● **EXERCISE TASK**: Collect all the lines that mention the word "supply".
--- Begin INPUT DATA ---
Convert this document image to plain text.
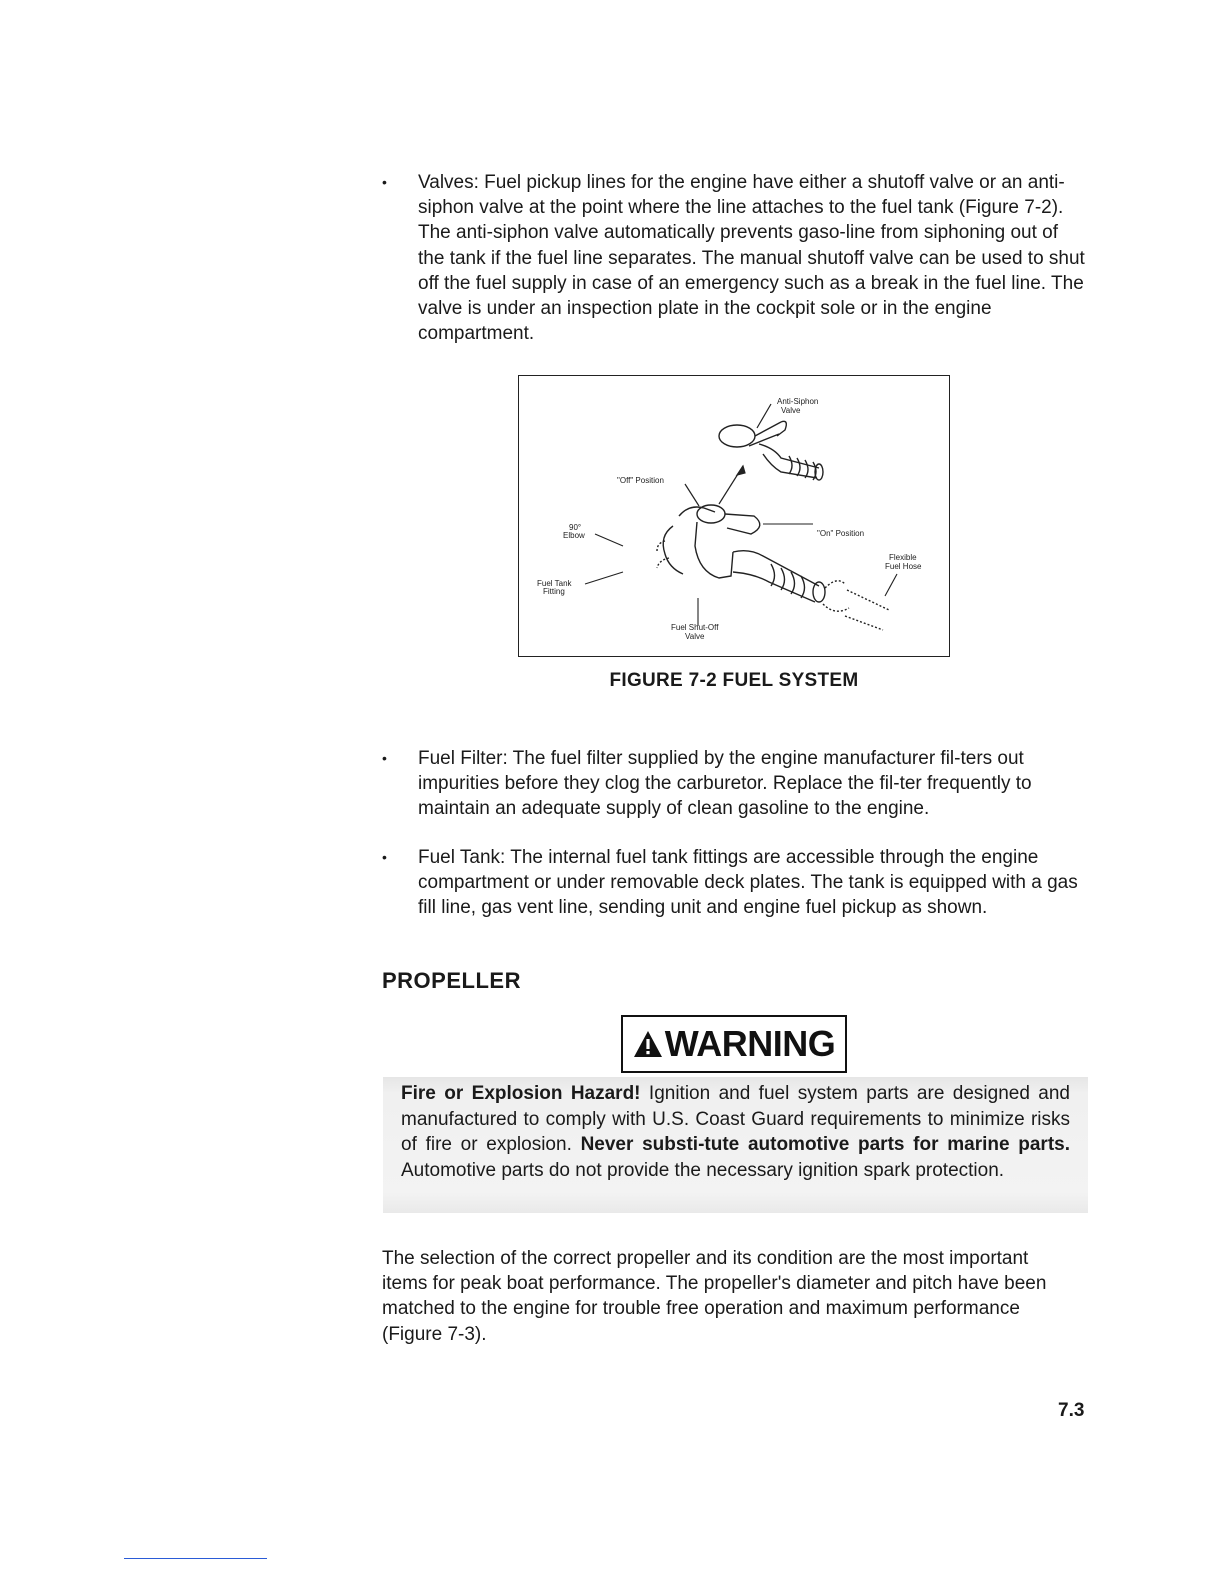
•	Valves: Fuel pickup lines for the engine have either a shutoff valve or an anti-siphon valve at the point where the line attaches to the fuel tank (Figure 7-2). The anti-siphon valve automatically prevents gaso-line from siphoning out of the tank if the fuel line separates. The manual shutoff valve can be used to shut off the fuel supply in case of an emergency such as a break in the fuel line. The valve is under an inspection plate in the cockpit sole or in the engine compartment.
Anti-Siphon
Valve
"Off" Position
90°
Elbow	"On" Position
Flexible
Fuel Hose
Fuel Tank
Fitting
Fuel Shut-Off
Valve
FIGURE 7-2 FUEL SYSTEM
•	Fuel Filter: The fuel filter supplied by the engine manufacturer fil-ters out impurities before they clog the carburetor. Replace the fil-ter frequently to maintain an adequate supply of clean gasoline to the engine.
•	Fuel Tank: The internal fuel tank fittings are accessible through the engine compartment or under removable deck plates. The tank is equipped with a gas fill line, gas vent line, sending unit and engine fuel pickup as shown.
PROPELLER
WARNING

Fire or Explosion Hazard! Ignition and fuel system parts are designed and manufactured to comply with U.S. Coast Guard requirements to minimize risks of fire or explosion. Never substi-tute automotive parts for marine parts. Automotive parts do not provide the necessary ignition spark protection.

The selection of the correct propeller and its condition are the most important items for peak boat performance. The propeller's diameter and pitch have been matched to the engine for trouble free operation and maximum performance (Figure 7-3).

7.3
--- End INPUT DATA ---
● **WORKED ANSWER**:
•	Valves: Fuel pickup lines for the engine have either a shutoff valve or an anti-siphon valve at the point where the line attaches to the fuel tank (Figure 7-2). The anti-siphon valve automatically prevents gaso-line from siphoning out of the tank if the fuel line separates. The manual shutoff valve can be used to shut off the fuel supply in case of an emergency such as a break in the fuel line. The valve is under an inspection plate in the cockpit sole or in the engine compartment.
•	Fuel Filter: The fuel filter supplied by the engine manufacturer fil-ters out impurities before they clog the carburetor. Replace the fil-ter frequently to maintain an adequate supply of clean gasoline to the engine.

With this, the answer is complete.